**TRY IT**
From the entries that follow, gather each line holding the word "Original".

**Stored items**

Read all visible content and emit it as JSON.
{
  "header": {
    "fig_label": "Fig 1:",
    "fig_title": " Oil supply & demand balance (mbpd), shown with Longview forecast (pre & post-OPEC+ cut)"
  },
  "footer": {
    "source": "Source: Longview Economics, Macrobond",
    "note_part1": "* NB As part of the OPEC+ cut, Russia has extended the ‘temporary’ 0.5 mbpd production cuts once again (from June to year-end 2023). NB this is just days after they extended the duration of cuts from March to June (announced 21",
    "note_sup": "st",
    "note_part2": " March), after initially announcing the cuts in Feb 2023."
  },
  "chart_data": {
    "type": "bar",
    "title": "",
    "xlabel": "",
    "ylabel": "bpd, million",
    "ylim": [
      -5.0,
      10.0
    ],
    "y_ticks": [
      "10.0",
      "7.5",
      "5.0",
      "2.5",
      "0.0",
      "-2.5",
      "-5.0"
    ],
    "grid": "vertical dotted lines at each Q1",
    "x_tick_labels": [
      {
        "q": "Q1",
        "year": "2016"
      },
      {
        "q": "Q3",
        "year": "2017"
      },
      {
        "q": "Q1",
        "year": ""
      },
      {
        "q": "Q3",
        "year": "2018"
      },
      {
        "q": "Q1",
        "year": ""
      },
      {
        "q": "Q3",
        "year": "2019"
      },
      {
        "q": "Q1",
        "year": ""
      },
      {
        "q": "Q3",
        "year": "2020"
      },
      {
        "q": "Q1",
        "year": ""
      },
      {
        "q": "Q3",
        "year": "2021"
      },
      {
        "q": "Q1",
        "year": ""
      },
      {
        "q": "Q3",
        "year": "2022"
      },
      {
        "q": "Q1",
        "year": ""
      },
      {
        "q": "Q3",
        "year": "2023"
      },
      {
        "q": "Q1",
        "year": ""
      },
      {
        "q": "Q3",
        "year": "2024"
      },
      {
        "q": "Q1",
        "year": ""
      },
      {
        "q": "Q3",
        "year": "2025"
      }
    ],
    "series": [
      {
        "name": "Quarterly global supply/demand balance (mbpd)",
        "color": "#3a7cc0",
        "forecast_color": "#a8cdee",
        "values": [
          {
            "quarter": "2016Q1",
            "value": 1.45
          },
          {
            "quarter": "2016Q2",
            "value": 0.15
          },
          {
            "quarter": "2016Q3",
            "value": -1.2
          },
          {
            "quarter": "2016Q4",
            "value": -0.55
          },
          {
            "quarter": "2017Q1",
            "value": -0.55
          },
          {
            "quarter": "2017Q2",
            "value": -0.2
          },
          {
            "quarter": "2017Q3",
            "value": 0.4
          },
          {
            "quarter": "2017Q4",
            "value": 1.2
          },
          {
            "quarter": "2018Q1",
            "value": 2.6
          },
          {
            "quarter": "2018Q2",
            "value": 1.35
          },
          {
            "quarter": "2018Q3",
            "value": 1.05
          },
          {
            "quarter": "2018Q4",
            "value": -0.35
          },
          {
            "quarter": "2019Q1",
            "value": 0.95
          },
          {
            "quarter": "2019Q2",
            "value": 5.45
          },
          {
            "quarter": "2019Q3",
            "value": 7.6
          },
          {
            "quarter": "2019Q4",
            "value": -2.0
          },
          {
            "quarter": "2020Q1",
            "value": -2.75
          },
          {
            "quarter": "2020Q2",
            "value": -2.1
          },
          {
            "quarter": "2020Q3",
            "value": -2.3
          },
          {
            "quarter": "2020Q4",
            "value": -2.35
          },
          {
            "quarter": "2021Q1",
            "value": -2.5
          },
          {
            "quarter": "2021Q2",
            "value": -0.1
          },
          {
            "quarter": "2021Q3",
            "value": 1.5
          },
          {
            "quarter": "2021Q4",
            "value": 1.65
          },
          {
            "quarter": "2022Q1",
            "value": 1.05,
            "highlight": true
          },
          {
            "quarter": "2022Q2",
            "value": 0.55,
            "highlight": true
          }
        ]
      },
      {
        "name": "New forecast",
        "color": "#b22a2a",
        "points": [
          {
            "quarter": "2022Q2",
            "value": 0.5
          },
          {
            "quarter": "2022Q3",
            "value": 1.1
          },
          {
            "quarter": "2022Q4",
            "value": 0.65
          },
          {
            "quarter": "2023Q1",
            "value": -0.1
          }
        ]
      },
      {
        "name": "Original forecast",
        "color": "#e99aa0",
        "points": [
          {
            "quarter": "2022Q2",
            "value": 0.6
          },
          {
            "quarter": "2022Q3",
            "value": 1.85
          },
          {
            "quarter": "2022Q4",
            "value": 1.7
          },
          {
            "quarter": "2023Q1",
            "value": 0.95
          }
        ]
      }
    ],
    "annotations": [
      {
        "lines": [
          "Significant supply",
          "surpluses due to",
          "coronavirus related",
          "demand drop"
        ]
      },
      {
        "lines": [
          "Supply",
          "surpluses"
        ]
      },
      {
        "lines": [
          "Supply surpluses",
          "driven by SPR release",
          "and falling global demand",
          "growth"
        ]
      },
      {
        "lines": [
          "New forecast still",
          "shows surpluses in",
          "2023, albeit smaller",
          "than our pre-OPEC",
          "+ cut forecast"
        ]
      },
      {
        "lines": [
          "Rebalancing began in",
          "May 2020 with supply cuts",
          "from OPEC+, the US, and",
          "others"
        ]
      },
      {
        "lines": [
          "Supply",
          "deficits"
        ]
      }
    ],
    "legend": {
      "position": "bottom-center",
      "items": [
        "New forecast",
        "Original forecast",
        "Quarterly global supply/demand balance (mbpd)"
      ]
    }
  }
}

**RESPONSE BELOW**
        "name": "Original forecast",
        "Original forecast",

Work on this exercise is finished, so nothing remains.